## Problem description:
Can you continue the essay below on waiting for apologies that never come, starting right after its final sentence?

## Excerpt:
I have been to many funerals.

One thing I see a lot is people waiting for the deceased to provide them with an apology for the words that they said or didn’t say that left a scar in the mind or their actions that led to their destructive behaviors. However, they left the funeral without receiving an apology.

Have you ever waited for an apology from someone about something they did that hurt you deeply?

Maybe it was about a relationship for you. Maybe a friend wronged you and never owned up to it. Maybe a co-worker got ahead by stealing your ideas or sabotaging your work in the office.

Maybe a childhood best friend who then grew up and unexpectedly stop talking to you without reason. Maybe it was a stranger who spread a false rumor that ruined your reputation.

Maybe your mother or father walked out on your childhood and never came back. Maybe you were molested or abused by someone you love. Yet, the apologies never came.

For me, his name was Leo.  We went to high school together and later found ourselves on the same college campus.  We then shared the same College Algebra class with an overly excited Math professor.

Then, Leo and I became study partners as he struggled to understand standard deviation, statistics, and quadratic formulas. This made our friendship become closer. He later invited me to sit with him at lunch and we were always hanging out.

One night, Leo invited me to go watch a scary movie with him. It was late when we returned to campus and Leo walked me to my room.  This was the second time I was this close to a guy who actually found me interesting and I will admit that it felt good. As we got to the room, he asked to come in.

Related: A Conversation with Author Sandra Charite, Broken Crayons still Color

My roommates were out partying so I didn’t mind but I should have used more wisdom.  He sat on my bed, pulled me close to him, and started kissing me. I wanted to stop but it felt good to be loved, held, and wanted.

Common sense hit the back of my mind.

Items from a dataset
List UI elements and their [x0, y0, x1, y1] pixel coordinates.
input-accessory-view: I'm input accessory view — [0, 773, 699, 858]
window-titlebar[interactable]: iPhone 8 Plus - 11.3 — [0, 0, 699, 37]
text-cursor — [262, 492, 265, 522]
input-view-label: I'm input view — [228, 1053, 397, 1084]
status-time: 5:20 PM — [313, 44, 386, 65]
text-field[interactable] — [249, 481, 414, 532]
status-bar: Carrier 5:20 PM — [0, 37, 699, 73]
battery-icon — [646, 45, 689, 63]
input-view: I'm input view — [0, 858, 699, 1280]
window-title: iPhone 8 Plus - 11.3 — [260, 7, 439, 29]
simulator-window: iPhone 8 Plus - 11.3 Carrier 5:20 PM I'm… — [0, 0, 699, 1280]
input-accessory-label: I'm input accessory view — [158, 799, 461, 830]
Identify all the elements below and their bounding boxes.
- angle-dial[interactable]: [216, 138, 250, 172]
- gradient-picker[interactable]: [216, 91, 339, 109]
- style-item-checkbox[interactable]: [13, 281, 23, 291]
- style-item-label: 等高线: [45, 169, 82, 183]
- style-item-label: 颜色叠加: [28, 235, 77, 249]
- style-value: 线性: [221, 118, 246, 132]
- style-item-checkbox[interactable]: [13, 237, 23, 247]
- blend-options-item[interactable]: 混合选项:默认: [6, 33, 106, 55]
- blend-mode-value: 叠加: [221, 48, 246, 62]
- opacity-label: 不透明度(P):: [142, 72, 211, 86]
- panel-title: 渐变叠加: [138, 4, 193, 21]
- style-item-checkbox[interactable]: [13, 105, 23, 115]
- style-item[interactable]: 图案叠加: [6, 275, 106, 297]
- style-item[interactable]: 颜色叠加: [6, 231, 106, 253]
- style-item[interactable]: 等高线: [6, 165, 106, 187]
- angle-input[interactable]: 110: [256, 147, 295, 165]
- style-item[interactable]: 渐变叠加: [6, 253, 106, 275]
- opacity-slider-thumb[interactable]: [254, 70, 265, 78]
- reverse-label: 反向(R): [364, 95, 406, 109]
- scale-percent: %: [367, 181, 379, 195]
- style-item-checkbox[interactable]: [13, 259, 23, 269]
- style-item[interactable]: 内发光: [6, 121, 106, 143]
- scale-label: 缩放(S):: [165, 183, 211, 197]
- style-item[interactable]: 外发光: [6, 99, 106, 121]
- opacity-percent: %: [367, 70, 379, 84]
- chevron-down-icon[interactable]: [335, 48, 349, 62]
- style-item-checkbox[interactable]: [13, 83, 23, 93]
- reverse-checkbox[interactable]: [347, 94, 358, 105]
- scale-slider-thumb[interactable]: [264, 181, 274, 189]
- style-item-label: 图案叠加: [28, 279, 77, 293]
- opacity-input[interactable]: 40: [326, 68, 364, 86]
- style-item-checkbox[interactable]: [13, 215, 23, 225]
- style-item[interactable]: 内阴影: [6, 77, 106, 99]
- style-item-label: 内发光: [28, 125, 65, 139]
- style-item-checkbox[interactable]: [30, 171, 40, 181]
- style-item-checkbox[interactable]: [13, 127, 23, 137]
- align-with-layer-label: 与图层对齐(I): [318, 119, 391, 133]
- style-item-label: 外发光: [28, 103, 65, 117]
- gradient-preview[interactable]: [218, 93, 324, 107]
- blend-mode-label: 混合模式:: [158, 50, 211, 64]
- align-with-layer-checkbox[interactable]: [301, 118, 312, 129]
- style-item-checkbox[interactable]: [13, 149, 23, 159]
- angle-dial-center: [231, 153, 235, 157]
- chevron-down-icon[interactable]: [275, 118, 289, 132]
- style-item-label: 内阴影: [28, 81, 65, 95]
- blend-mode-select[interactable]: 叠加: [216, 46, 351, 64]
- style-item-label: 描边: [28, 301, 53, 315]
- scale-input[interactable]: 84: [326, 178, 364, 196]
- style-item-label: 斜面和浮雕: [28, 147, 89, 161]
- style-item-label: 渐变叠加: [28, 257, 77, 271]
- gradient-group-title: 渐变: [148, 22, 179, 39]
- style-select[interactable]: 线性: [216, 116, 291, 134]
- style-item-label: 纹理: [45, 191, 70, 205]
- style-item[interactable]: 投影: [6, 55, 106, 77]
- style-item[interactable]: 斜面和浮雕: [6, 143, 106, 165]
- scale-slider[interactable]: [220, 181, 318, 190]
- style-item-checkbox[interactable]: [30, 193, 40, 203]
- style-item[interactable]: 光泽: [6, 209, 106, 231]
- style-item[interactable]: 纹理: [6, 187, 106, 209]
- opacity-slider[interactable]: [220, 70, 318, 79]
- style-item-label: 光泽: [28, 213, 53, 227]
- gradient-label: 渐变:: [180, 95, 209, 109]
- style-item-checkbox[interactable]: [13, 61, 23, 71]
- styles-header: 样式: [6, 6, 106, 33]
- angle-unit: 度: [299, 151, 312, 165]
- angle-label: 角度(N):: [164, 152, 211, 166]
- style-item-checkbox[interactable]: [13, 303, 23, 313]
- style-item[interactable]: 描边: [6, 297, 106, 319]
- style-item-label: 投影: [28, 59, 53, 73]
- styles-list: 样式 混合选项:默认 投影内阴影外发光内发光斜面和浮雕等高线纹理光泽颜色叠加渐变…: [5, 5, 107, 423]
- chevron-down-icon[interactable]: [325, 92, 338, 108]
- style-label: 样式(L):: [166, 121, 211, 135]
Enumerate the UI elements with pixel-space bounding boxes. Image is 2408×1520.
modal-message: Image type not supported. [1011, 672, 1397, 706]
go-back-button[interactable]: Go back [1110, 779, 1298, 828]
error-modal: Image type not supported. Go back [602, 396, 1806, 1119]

## Expected output:
I knew I didn’t want to have sex with a guy for the first time because he took me to see a movie and bought me dinner.  Therefore, I reminded Leo of my commitment

Therefore, I reminded Leo of my commitment of not wanting to have sex.  He smiled and kissed me again just hoping to change my mind but I pulled away.  This time, Leo took me seriously and wrapped his arms around me.

We laid in my bed and talked about our future and how he planned to spend more time with me.  Sadly, that was the last time I was with Leo.

Leo didn’t care that every tear in the weeks to follow would belong to him. He ignored me in the cafeteria and stop sitting next to me in class. I felt his guilt from a mile away as our friendship slowly fade.

Deep down, I wanted Leo to apologize for wasting my time and making promises that he couldn’t afford to keep. It made me mad and even as I became a Christian, bitterness grew more on Leo.

He never came back to finish the task or apologize. There were no scriptures tied to this pain but Brandy, “Never Say Never” album was playing in my head.

I have learned that wounds are supposed to be exposed.  The danger of not confronting the pain they caused is like having your back door wide open all the time and everything just comes in. “Don’t let your hearts be troubled. Trust in God, and trust also in me” (John 14:1 NLT).

People will do things that will break your heart and tear you into pieces then won’t apologize for their actions.

You can’t allow that unheard apology to paralyze you from reaching your purpose.  Rise above the apology and forgive them for their trespasses as your Father in Heaven has forgiven you.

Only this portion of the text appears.